■ Brief ■
Quote the listing below in its entirety.

** start of Input data **

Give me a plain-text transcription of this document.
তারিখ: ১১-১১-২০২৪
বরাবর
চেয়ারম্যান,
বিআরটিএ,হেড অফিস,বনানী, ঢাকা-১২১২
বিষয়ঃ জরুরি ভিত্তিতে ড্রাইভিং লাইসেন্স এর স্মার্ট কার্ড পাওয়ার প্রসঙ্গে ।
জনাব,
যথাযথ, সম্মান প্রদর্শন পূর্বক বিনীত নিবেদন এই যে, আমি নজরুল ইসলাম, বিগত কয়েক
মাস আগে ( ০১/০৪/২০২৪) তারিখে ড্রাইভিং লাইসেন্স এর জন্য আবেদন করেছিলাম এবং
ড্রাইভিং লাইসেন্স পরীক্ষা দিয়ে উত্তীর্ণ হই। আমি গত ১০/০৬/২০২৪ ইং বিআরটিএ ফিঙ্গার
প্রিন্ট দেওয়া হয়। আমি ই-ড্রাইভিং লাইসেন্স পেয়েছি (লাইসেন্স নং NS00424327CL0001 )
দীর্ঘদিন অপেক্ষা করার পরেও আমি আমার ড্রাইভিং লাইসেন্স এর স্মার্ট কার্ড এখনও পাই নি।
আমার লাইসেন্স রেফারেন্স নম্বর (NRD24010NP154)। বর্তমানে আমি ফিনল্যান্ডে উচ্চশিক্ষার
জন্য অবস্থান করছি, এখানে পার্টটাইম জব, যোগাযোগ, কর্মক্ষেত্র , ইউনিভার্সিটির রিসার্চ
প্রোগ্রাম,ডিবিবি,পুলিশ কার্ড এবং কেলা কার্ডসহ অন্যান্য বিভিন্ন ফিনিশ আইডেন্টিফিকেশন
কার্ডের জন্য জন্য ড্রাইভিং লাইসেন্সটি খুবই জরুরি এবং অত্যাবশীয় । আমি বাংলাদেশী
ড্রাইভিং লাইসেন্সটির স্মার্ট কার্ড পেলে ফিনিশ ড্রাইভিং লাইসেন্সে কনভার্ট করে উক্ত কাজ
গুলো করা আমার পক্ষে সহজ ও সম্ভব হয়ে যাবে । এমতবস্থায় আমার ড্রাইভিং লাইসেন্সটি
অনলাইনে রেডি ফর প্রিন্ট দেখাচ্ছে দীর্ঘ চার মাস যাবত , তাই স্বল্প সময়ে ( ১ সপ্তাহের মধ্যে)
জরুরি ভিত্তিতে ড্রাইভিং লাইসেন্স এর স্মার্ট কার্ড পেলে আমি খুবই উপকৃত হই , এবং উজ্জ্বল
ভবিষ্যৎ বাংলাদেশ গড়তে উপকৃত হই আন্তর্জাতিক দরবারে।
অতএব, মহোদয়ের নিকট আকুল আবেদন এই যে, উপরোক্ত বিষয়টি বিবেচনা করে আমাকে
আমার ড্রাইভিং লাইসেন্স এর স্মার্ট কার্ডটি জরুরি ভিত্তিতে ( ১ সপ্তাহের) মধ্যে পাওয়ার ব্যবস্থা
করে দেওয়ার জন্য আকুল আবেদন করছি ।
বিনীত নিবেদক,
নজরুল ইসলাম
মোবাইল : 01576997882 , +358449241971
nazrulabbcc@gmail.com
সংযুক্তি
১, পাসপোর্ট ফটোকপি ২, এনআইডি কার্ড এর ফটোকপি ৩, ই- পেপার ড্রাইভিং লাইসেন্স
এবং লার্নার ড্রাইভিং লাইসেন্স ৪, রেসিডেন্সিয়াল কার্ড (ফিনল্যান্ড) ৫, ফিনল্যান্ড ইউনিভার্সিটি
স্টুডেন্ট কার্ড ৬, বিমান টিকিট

** end of Input data **

■ Answer to the exercise ■
Give me a plain-text transcription of this document.
তারিখ: ১১-১১-২০২৪
বরাবর
চেয়ারম্যান,
বিআরটিএ,হেড অফিস,বনানী, ঢাকা-১২১২
বিষয়ঃ জরুরি ভিত্তিতে ড্রাইভিং লাইসেন্স এর স্মার্ট কার্ড পাওয়ার প্রসঙ্গে ।
জনাব,
যথাযথ, সম্মান প্রদর্শন পূর্বক বিনীত নিবেদন এই যে, আমি নজরুল ইসলাম, বিগত কয়েক
মাস আগে ( ০১/০৪/২০২৪) তারিখে ড্রাইভিং লাইসেন্স এর জন্য আবেদন করেছিলাম এবং
ড্রাইভিং লাইসেন্স পরীক্ষা দিয়ে উত্তীর্ণ হই। আমি গত ১০/০৬/২০২৪ ইং বিআরটিএ ফিঙ্গার
প্রিন্ট দেওয়া হয়। আমি ই-ড্রাইভিং লাইসেন্স পেয়েছি (লাইসেন্স নং NS00424327CL0001 )
দীর্ঘদিন অপেক্ষা করার পরেও আমি আমার ড্রাইভিং লাইসেন্স এর স্মার্ট কার্ড এখনও পাই নি।
আমার লাইসেন্স রেফারেন্স নম্বর (NRD24010NP154)। বর্তমানে আমি ফিনল্যান্ডে উচ্চশিক্ষার
জন্য অবস্থান করছি, এখানে পার্টটাইম জব, যোগাযোগ, কর্মক্ষেত্র , ইউনিভার্সিটির রিসার্চ
প্রোগ্রাম,ডিবিবি,পুলিশ কার্ড এবং কেলা কার্ডসহ অন্যান্য বিভিন্ন ফিনিশ আইডেন্টিফিকেশন
কার্ডের জন্য জন্য ড্রাইভিং লাইসেন্সটি খুবই জরুরি এবং অত্যাবশীয় । আমি বাংলাদেশী
ড্রাইভিং লাইসেন্সটির স্মার্ট কার্ড পেলে ফিনিশ ড্রাইভিং লাইসেন্সে কনভার্ট করে উক্ত কাজ
গুলো করা আমার পক্ষে সহজ ও সম্ভব হয়ে যাবে । এমতবস্থায় আমার ড্রাইভিং লাইসেন্সটি
অনলাইনে রেডি ফর প্রিন্ট দেখাচ্ছে দীর্ঘ চার মাস যাবত , তাই স্বল্প সময়ে ( ১ সপ্তাহের মধ্যে)
জরুরি ভিত্তিতে ড্রাইভিং লাইসেন্স এর স্মার্ট কার্ড পেলে আমি খুবই উপকৃত হই , এবং উজ্জ্বল
ভবিষ্যৎ বাংলাদেশ গড়তে উপকৃত হই আন্তর্জাতিক দরবারে।
অতএব, মহোদয়ের নিকট আকুল আবেদন এই যে, উপরোক্ত বিষয়টি বিবেচনা করে আমাকে
আমার ড্রাইভিং লাইসেন্স এর স্মার্ট কার্ডটি জরুরি ভিত্তিতে ( ১ সপ্তাহের) মধ্যে পাওয়ার ব্যবস্থা
করে দেওয়ার জন্য আকুল আবেদন করছি ।
বিনীত নিবেদক,
নজরুল ইসলাম
মোবাইল : 01576997882 , +358449241971
nazrulabbcc@gmail.com
সংযুক্তি
১, পাসপোর্ট ফটোকপি ২, এনআইডি কার্ড এর ফটোকপি ৩, ই- পেপার ড্রাইভিং লাইসেন্স
এবং লার্নার ড্রাইভিং লাইসেন্স ৪, রেসিডেন্সিয়াল কার্ড (ফিনল্যান্ড) ৫, ফিনল্যান্ড ইউনিভার্সিটি
স্টুডেন্ট কার্ড ৬, বিমান টিকিট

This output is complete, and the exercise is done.